**JOB**: Under this task are some entries; return every one of them exactly.
---
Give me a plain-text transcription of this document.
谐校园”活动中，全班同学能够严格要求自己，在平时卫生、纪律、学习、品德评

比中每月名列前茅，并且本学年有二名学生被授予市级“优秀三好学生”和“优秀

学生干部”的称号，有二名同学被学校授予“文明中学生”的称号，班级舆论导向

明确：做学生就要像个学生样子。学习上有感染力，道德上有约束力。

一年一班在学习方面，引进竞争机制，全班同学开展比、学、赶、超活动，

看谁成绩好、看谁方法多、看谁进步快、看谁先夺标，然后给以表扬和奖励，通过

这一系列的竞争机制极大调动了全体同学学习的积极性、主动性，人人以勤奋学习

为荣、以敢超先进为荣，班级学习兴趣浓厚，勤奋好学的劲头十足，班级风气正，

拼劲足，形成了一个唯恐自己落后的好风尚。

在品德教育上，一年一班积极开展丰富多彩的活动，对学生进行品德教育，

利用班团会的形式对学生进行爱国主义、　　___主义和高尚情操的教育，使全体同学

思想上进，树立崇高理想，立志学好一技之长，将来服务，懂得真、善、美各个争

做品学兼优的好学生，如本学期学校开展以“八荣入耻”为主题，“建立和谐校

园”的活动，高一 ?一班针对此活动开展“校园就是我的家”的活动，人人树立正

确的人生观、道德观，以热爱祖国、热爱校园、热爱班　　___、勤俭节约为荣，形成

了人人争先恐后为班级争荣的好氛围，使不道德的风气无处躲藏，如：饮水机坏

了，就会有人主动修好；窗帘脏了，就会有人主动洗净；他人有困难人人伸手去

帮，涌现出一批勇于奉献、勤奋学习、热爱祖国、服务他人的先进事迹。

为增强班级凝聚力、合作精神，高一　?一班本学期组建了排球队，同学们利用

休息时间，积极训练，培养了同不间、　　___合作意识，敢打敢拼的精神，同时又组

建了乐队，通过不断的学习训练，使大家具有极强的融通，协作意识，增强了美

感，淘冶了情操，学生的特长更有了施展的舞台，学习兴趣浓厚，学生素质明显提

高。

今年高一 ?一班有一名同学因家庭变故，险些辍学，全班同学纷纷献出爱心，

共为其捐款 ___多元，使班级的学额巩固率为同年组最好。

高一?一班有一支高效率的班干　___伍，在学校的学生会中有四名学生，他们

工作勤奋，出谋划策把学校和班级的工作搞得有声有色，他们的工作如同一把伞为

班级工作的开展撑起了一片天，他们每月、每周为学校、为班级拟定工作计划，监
---
**TASK RESPONSE**:
Give me a plain-text transcription of this document.
谐校园”活动中，全班同学能够严格要求自己，在平时卫生、纪律、学习、品德评

比中每月名列前茅，并且本学年有二名学生被授予市级“优秀三好学生”和“优秀

学生干部”的称号，有二名同学被学校授予“文明中学生”的称号，班级舆论导向

明确：做学生就要像个学生样子。学习上有感染力，道德上有约束力。

一年一班在学习方面，引进竞争机制，全班同学开展比、学、赶、超活动，

看谁成绩好、看谁方法多、看谁进步快、看谁先夺标，然后给以表扬和奖励，通过

这一系列的竞争机制极大调动了全体同学学习的积极性、主动性，人人以勤奋学习

为荣、以敢超先进为荣，班级学习兴趣浓厚，勤奋好学的劲头十足，班级风气正，

拼劲足，形成了一个唯恐自己落后的好风尚。

在品德教育上，一年一班积极开展丰富多彩的活动，对学生进行品德教育，

利用班团会的形式对学生进行爱国主义、　　___主义和高尚情操的教育，使全体同学

思想上进，树立崇高理想，立志学好一技之长，将来服务，懂得真、善、美各个争

做品学兼优的好学生，如本学期学校开展以“八荣入耻”为主题，“建立和谐校

园”的活动，高一 ?一班针对此活动开展“校园就是我的家”的活动，人人树立正

确的人生观、道德观，以热爱祖国、热爱校园、热爱班　　___、勤俭节约为荣，形成

了人人争先恐后为班级争荣的好氛围，使不道德的风气无处躲藏，如：饮水机坏

了，就会有人主动修好；窗帘脏了，就会有人主动洗净；他人有困难人人伸手去

帮，涌现出一批勇于奉献、勤奋学习、热爱祖国、服务他人的先进事迹。

为增强班级凝聚力、合作精神，高一　?一班本学期组建了排球队，同学们利用

休息时间，积极训练，培养了同不间、　　___合作意识，敢打敢拼的精神，同时又组

建了乐队，通过不断的学习训练，使大家具有极强的融通，协作意识，增强了美

感，淘冶了情操，学生的特长更有了施展的舞台，学习兴趣浓厚，学生素质明显提

高。

今年高一 ?一班有一名同学因家庭变故，险些辍学，全班同学纷纷献出爱心，

共为其捐款 ___多元，使班级的学额巩固率为同年组最好。

高一?一班有一支高效率的班干　___伍，在学校的学生会中有四名学生，他们

工作勤奋，出谋划策把学校和班级的工作搞得有声有色，他们的工作如同一把伞为

班级工作的开展撑起了一片天，他们每月、每周为学校、为班级拟定工作计划，监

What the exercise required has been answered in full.